## Do this
Copy out the listing below verbatim, covering the stretch from its first line through the line that contains "bar <box>111 129 133 134</box>", with no further lines.

┌──

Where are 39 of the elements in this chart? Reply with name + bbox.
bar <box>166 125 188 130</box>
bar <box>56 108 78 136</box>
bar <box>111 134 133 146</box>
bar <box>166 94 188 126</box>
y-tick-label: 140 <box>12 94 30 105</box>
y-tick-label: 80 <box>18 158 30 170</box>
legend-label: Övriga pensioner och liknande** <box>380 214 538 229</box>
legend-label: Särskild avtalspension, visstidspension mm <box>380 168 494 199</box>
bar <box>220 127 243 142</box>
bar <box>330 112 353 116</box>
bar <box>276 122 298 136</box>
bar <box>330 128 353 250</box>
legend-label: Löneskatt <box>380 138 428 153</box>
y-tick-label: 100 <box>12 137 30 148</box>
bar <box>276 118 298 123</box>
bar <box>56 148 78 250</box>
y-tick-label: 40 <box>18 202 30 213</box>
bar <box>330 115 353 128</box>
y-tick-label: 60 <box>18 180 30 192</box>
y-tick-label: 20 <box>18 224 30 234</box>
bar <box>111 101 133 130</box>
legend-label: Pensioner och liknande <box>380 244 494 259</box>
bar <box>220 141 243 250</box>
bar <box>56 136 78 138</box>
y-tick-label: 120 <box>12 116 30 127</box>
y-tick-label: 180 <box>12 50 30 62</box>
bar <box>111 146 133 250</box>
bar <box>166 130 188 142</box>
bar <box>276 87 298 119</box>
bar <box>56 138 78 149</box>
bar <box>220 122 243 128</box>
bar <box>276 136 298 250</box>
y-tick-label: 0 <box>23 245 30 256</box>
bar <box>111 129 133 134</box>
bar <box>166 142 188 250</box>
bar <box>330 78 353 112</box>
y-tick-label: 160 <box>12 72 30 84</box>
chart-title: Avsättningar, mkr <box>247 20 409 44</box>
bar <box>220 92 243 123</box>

└──

## Answer to the exercise
Where are 39 of the elements in this chart? Reply with name + bbox.
bar <box>166 125 188 130</box>
bar <box>56 108 78 136</box>
bar <box>111 134 133 146</box>
bar <box>166 94 188 126</box>
y-tick-label: 140 <box>12 94 30 105</box>
y-tick-label: 80 <box>18 158 30 170</box>
legend-label: Övriga pensioner och liknande** <box>380 214 538 229</box>
legend-label: Särskild avtalspension, visstidspension mm <box>380 168 494 199</box>
bar <box>220 127 243 142</box>
bar <box>330 112 353 116</box>
bar <box>276 122 298 136</box>
bar <box>330 128 353 250</box>
legend-label: Löneskatt <box>380 138 428 153</box>
y-tick-label: 100 <box>12 137 30 148</box>
bar <box>276 118 298 123</box>
bar <box>56 148 78 250</box>
y-tick-label: 40 <box>18 202 30 213</box>
bar <box>330 115 353 128</box>
y-tick-label: 60 <box>18 180 30 192</box>
y-tick-label: 20 <box>18 224 30 234</box>
bar <box>111 101 133 130</box>
legend-label: Pensioner och liknande <box>380 244 494 259</box>
bar <box>220 141 243 250</box>
bar <box>56 136 78 138</box>
y-tick-label: 120 <box>12 116 30 127</box>
y-tick-label: 180 <box>12 50 30 62</box>
bar <box>111 146 133 250</box>
bar <box>166 130 188 142</box>
bar <box>276 87 298 119</box>
bar <box>56 138 78 149</box>
bar <box>220 122 243 128</box>
bar <box>276 136 298 250</box>
y-tick-label: 0 <box>23 245 30 256</box>
bar <box>111 129 133 134</box>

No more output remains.